TASK REQUIREMENTS
Copy out each line in the material below that has the word "here".

SOURCE DATA

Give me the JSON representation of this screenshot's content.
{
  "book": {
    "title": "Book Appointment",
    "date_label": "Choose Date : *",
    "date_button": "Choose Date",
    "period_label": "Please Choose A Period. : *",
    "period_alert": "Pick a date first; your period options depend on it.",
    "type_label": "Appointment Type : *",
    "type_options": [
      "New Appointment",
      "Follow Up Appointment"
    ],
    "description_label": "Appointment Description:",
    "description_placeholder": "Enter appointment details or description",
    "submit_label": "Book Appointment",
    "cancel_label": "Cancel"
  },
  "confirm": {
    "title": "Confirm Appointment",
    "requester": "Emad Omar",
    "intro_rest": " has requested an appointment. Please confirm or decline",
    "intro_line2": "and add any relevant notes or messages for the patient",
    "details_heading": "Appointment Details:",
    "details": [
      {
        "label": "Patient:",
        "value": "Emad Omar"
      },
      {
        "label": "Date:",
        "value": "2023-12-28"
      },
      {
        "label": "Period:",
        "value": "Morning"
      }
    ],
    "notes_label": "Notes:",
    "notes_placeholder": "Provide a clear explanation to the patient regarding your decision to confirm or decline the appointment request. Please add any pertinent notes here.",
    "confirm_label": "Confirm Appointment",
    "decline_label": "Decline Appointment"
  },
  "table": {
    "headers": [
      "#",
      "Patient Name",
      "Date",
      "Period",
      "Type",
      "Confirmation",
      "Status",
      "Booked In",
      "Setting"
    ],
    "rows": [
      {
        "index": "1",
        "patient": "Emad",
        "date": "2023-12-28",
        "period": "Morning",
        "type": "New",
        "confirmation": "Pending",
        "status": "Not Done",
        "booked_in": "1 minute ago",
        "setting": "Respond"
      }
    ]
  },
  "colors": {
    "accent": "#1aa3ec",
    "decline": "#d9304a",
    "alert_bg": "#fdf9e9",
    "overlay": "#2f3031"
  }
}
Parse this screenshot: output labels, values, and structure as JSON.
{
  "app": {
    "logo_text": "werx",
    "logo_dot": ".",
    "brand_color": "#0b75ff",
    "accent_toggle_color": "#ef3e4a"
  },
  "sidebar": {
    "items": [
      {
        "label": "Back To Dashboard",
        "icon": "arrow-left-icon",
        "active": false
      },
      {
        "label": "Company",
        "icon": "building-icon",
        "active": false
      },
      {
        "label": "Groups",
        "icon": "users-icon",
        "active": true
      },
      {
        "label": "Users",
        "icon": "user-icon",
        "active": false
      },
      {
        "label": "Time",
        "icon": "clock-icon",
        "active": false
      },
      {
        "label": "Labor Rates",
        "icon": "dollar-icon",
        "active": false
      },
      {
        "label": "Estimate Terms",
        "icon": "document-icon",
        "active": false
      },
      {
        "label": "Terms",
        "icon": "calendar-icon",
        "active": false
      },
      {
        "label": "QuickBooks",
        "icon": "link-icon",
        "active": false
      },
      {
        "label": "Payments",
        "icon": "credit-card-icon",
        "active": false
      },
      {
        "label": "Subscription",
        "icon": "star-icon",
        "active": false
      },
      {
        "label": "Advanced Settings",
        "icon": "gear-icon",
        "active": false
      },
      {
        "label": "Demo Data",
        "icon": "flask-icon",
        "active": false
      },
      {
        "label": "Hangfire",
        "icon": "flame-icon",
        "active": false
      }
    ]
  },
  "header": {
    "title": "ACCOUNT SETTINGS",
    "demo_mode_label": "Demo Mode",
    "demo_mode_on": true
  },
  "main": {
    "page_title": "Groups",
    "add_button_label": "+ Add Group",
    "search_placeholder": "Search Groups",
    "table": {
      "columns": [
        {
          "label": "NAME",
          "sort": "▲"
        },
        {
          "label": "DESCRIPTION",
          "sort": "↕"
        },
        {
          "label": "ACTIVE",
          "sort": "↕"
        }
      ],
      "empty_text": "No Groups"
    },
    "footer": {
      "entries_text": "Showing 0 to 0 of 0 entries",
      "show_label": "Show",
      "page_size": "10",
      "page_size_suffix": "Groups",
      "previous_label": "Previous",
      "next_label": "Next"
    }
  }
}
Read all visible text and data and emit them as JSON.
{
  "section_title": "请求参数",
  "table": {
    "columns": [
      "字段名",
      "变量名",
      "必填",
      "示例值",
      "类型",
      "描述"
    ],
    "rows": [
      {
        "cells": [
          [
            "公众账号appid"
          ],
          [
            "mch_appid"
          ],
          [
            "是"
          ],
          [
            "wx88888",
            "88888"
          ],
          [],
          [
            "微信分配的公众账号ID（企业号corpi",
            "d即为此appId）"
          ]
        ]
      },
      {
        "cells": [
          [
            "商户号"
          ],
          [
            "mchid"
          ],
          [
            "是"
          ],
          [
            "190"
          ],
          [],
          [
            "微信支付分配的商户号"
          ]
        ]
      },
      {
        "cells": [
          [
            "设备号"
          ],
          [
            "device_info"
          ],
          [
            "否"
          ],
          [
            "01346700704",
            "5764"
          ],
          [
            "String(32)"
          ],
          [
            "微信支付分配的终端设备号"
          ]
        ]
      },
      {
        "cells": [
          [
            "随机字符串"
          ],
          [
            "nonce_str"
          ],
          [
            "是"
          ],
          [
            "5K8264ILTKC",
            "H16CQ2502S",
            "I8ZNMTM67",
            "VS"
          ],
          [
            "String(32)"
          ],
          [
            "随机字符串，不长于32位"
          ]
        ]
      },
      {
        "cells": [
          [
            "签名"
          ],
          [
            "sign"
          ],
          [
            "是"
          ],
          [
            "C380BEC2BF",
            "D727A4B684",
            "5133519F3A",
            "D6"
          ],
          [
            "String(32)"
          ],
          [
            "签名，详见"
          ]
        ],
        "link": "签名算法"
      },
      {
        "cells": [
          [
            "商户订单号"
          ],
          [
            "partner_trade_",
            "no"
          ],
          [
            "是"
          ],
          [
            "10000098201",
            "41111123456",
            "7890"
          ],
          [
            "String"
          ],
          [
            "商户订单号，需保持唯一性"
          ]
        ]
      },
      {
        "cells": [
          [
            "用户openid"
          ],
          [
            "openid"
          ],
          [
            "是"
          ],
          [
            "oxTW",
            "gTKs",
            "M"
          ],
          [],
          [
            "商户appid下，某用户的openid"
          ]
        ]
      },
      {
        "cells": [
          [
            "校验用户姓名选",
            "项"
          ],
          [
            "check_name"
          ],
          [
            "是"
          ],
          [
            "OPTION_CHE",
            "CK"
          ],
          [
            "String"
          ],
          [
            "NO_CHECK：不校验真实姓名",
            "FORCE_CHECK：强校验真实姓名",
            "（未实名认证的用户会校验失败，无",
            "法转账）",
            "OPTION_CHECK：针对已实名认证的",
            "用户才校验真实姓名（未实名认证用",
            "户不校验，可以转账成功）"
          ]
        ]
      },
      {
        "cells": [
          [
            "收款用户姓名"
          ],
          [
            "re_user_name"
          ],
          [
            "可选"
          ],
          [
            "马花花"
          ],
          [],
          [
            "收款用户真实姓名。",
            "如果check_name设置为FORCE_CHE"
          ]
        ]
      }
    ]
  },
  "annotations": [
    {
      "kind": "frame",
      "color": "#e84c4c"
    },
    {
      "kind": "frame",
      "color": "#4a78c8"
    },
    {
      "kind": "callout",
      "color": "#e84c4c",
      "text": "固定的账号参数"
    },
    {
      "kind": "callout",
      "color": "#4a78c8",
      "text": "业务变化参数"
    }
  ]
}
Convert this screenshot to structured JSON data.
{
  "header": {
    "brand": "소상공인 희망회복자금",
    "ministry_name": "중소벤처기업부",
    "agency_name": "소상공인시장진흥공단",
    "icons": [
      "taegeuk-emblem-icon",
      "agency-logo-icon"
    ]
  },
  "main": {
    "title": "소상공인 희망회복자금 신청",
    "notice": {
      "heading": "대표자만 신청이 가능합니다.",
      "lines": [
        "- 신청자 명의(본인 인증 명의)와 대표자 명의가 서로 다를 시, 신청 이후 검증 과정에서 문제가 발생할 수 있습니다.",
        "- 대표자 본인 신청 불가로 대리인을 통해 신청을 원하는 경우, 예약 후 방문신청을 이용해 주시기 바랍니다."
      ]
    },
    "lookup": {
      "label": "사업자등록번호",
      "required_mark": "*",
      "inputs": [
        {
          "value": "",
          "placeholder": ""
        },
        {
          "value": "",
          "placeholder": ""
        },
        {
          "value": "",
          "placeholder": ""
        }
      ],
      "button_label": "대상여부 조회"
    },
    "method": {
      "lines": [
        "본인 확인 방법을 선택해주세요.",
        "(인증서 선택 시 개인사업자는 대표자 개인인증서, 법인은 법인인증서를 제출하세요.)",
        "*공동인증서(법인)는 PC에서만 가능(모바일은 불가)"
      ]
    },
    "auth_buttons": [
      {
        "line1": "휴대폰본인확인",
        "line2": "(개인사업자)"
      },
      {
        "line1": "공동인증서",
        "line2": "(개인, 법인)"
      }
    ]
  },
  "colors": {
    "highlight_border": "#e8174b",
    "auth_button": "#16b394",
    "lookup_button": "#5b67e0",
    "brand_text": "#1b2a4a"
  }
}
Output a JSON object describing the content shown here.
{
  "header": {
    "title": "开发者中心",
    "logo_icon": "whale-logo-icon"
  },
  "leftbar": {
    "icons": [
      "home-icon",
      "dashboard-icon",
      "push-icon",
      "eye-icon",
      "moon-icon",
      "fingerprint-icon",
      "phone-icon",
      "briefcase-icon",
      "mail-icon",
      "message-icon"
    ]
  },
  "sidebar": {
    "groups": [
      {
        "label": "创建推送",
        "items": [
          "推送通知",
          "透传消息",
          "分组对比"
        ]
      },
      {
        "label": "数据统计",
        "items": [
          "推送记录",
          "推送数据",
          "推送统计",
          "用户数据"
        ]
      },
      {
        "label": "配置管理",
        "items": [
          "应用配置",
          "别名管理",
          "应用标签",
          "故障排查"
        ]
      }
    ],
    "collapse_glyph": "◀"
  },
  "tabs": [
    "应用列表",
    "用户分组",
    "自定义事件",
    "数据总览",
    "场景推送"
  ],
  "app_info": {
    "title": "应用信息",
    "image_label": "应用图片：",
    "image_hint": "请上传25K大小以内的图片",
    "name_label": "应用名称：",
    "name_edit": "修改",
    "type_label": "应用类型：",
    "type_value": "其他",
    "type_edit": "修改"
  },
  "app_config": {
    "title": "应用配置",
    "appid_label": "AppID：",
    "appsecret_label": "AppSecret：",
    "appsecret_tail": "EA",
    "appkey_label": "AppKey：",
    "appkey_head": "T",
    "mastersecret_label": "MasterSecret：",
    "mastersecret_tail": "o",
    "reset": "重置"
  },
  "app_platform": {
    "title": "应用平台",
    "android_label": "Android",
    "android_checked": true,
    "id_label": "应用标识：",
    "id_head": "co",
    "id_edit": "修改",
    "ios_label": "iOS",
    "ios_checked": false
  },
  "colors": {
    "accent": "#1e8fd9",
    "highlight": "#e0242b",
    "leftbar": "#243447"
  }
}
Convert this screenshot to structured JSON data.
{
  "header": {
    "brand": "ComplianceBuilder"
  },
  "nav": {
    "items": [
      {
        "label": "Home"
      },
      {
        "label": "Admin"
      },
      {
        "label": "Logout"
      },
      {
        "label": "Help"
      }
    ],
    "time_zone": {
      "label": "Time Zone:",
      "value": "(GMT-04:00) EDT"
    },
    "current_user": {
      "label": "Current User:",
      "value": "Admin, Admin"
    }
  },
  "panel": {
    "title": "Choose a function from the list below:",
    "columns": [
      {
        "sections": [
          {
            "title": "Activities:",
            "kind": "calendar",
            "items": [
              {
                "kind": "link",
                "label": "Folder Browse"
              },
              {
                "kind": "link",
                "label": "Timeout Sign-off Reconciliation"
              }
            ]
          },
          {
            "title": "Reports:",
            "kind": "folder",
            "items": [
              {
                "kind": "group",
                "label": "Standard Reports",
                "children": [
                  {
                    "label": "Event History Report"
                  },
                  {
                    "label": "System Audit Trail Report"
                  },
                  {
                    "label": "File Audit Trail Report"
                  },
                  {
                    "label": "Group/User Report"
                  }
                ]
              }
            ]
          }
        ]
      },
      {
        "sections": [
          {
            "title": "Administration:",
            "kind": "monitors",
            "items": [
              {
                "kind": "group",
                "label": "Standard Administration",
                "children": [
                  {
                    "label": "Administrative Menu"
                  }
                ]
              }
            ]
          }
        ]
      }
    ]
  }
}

RESPONSE BELOW
    "notes_placeholder": "Provide a clear explanation to the patient regarding your decision to confirm or decline the appointment request. Please add any pertinent notes here.",
Output a JSON object describing the content shown here.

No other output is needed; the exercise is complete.